::: Input for this task :::

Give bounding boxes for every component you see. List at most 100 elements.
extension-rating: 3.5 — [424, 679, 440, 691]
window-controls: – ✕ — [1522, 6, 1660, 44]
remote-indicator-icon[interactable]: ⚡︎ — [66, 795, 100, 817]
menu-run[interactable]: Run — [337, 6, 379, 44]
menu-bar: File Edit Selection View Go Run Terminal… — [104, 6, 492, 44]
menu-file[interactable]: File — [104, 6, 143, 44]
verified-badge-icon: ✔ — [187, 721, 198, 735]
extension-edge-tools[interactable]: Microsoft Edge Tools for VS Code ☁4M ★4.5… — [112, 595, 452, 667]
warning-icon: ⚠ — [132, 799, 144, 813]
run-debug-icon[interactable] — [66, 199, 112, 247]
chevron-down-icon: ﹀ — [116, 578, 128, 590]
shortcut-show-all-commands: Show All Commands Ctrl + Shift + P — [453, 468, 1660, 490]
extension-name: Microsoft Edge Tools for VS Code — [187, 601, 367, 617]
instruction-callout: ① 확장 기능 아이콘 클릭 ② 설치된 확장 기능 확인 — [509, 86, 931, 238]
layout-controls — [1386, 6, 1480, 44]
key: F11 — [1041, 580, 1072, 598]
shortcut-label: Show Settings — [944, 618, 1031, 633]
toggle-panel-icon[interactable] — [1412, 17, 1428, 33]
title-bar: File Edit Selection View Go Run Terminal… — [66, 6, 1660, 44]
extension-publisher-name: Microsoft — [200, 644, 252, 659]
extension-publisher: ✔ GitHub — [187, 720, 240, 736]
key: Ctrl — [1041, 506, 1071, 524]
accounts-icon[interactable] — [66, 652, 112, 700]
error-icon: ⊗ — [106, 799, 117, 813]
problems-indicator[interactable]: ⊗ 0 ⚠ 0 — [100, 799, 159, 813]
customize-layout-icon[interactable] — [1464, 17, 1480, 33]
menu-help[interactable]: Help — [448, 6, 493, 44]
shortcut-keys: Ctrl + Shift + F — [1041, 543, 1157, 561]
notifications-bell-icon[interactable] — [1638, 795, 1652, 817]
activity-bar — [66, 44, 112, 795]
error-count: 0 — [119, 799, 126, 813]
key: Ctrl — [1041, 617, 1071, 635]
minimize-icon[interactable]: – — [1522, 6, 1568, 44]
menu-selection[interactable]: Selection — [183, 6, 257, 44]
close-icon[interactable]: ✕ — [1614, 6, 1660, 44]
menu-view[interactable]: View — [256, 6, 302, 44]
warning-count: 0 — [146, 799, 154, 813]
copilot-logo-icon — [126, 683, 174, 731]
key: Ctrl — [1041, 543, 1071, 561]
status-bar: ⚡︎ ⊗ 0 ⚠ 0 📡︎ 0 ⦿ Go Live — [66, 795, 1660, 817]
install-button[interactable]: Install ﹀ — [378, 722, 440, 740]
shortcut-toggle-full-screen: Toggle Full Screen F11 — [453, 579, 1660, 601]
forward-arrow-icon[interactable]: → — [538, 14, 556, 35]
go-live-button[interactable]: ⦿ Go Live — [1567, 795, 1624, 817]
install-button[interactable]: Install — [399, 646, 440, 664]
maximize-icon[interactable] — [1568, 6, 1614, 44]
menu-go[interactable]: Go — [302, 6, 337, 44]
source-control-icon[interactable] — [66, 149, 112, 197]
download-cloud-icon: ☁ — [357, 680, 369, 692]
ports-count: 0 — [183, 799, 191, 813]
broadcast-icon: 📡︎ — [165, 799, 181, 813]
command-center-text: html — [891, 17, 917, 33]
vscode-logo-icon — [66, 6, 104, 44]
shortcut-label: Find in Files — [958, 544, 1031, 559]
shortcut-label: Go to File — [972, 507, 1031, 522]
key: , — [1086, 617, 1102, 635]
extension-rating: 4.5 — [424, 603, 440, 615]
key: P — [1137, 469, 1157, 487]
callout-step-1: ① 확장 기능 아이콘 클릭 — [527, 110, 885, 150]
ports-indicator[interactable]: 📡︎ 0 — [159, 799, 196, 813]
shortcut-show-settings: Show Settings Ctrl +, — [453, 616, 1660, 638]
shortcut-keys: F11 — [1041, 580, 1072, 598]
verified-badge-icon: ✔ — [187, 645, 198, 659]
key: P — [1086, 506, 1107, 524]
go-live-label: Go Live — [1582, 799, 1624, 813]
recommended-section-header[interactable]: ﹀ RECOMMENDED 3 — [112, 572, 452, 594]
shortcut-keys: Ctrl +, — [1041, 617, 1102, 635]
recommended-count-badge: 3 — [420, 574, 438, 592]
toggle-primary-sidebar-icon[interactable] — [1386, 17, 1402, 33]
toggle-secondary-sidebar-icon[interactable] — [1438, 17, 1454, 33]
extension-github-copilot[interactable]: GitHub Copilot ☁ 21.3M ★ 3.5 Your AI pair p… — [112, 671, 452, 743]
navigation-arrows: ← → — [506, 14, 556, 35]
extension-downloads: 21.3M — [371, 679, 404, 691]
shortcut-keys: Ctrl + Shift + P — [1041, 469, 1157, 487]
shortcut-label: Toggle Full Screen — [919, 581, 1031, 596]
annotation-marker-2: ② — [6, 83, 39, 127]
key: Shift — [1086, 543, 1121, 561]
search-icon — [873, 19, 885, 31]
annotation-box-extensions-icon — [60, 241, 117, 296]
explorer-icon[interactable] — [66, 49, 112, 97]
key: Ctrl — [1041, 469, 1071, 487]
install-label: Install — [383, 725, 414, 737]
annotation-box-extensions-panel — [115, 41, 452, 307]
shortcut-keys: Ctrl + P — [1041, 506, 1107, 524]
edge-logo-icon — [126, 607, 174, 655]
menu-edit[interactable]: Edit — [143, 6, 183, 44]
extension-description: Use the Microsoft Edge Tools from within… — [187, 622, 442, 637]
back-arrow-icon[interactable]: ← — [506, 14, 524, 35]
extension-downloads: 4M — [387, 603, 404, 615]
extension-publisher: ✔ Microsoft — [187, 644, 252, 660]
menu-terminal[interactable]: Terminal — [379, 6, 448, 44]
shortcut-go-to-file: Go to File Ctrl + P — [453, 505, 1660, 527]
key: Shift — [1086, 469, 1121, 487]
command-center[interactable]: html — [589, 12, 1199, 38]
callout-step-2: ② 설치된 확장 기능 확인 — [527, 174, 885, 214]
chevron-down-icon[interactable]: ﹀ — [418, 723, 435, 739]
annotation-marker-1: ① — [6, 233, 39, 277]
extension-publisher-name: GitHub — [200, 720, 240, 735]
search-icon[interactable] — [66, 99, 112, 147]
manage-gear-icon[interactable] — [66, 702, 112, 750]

:::

• **Written exercise**
Can you print every item above again, word for word and line for line, without altering any of them?

• **Solution to this exercise**
Give bounding boxes for every component you see. List at most 100 elements.
extension-rating: 3.5 — [424, 679, 440, 691]
window-controls: – ✕ — [1522, 6, 1660, 44]
remote-indicator-icon[interactable]: ⚡︎ — [66, 795, 100, 817]
menu-run[interactable]: Run — [337, 6, 379, 44]
menu-bar: File Edit Selection View Go Run Terminal… — [104, 6, 492, 44]
menu-file[interactable]: File — [104, 6, 143, 44]
verified-badge-icon: ✔ — [187, 721, 198, 735]
extension-edge-tools[interactable]: Microsoft Edge Tools for VS Code ☁4M ★4.5… — [112, 595, 452, 667]
warning-icon: ⚠ — [132, 799, 144, 813]
run-debug-icon[interactable] — [66, 199, 112, 247]
chevron-down-icon: ﹀ — [116, 578, 128, 590]
shortcut-show-all-commands: Show All Commands Ctrl + Shift + P — [453, 468, 1660, 490]
extension-name: Microsoft Edge Tools for VS Code — [187, 601, 367, 617]
instruction-callout: ① 확장 기능 아이콘 클릭 ② 설치된 확장 기능 확인 — [509, 86, 931, 238]
layout-controls — [1386, 6, 1480, 44]
key: F11 — [1041, 580, 1072, 598]
shortcut-label: Show Settings — [944, 618, 1031, 633]
toggle-panel-icon[interactable] — [1412, 17, 1428, 33]
title-bar: File Edit Selection View Go Run Terminal… — [66, 6, 1660, 44]
extension-publisher-name: Microsoft — [200, 644, 252, 659]
extension-publisher: ✔ GitHub — [187, 720, 240, 736]
key: Ctrl — [1041, 506, 1071, 524]
accounts-icon[interactable] — [66, 652, 112, 700]
error-icon: ⊗ — [106, 799, 117, 813]
problems-indicator[interactable]: ⊗ 0 ⚠ 0 — [100, 799, 159, 813]
customize-layout-icon[interactable] — [1464, 17, 1480, 33]
menu-help[interactable]: Help — [448, 6, 493, 44]
shortcut-keys: Ctrl + Shift + F — [1041, 543, 1157, 561]
notifications-bell-icon[interactable] — [1638, 795, 1652, 817]
activity-bar — [66, 44, 112, 795]
error-count: 0 — [119, 799, 126, 813]
key: Ctrl — [1041, 617, 1071, 635]
minimize-icon[interactable]: – — [1522, 6, 1568, 44]
menu-selection[interactable]: Selection — [183, 6, 257, 44]
close-icon[interactable]: ✕ — [1614, 6, 1660, 44]
menu-view[interactable]: View — [256, 6, 302, 44]
warning-count: 0 — [146, 799, 154, 813]
copilot-logo-icon — [126, 683, 174, 731]
key: Ctrl — [1041, 543, 1071, 561]
status-bar: ⚡︎ ⊗ 0 ⚠ 0 📡︎ 0 ⦿ Go Live — [66, 795, 1660, 817]
install-button[interactable]: Install ﹀ — [378, 722, 440, 740]
shortcut-toggle-full-screen: Toggle Full Screen F11 — [453, 579, 1660, 601]
forward-arrow-icon[interactable]: → — [538, 14, 556, 35]
go-live-button[interactable]: ⦿ Go Live — [1567, 795, 1624, 817]
install-button[interactable]: Install — [399, 646, 440, 664]
maximize-icon[interactable] — [1568, 6, 1614, 44]
menu-go[interactable]: Go — [302, 6, 337, 44]
source-control-icon[interactable] — [66, 149, 112, 197]
download-cloud-icon: ☁ — [357, 680, 369, 692]
ports-count: 0 — [183, 799, 191, 813]
broadcast-icon: 📡︎ — [165, 799, 181, 813]
command-center-text: html — [891, 17, 917, 33]
vscode-logo-icon — [66, 6, 104, 44]
shortcut-label: Find in Files — [958, 544, 1031, 559]
shortcut-label: Go to File — [972, 507, 1031, 522]
key: , — [1086, 617, 1102, 635]
extension-rating: 4.5 — [424, 603, 440, 615]
key: P — [1137, 469, 1157, 487]
callout-step-1: ① 확장 기능 아이콘 클릭 — [527, 110, 885, 150]
ports-indicator[interactable]: 📡︎ 0 — [159, 799, 196, 813]
shortcut-show-settings: Show Settings Ctrl +, — [453, 616, 1660, 638]
shortcut-keys: F11 — [1041, 580, 1072, 598]
verified-badge-icon: ✔ — [187, 645, 198, 659]
key: P — [1086, 506, 1107, 524]
go-live-label: Go Live — [1582, 799, 1624, 813]
recommended-section-header[interactable]: ﹀ RECOMMENDED 3 — [112, 572, 452, 594]
shortcut-keys: Ctrl +, — [1041, 617, 1102, 635]
recommended-count-badge: 3 — [420, 574, 438, 592]
toggle-primary-sidebar-icon[interactable] — [1386, 17, 1402, 33]
toggle-secondary-sidebar-icon[interactable] — [1438, 17, 1454, 33]
extension-github-copilot[interactable]: GitHub Copilot ☁ 21.3M ★ 3.5 Your AI pair p… — [112, 671, 452, 743]
navigation-arrows: ← → — [506, 14, 556, 35]
extension-downloads: 21.3M — [371, 679, 404, 691]
shortcut-keys: Ctrl + Shift + P — [1041, 469, 1157, 487]
shortcut-label: Toggle Full Screen — [919, 581, 1031, 596]
annotation-marker-2: ② — [6, 83, 39, 127]
key: Shift — [1086, 543, 1121, 561]
search-icon — [873, 19, 885, 31]
annotation-box-extensions-icon — [60, 241, 117, 296]
explorer-icon[interactable] — [66, 49, 112, 97]
key: Ctrl — [1041, 469, 1071, 487]
install-label: Install — [383, 725, 414, 737]
annotation-box-extensions-panel — [115, 41, 452, 307]
shortcut-keys: Ctrl + P — [1041, 506, 1107, 524]
edge-logo-icon — [126, 607, 174, 655]
menu-edit[interactable]: Edit — [143, 6, 183, 44]
extension-description: Use the Microsoft Edge Tools from within… — [187, 622, 442, 637]
back-arrow-icon[interactable]: ← — [506, 14, 524, 35]
extension-downloads: 4M — [387, 603, 404, 615]
extension-publisher: ✔ Microsoft — [187, 644, 252, 660]
menu-terminal[interactable]: Terminal — [379, 6, 448, 44]
shortcut-go-to-file: Go to File Ctrl + P — [453, 505, 1660, 527]
key: Shift — [1086, 469, 1121, 487]
command-center[interactable]: html — [589, 12, 1199, 38]
callout-step-2: ② 설치된 확장 기능 확인 — [527, 174, 885, 214]
chevron-down-icon[interactable]: ﹀ — [418, 723, 435, 739]
annotation-marker-1: ① — [6, 233, 39, 277]
extension-publisher-name: GitHub — [200, 720, 240, 735]
search-icon[interactable] — [66, 99, 112, 147]
manage-gear-icon[interactable] — [66, 702, 112, 750]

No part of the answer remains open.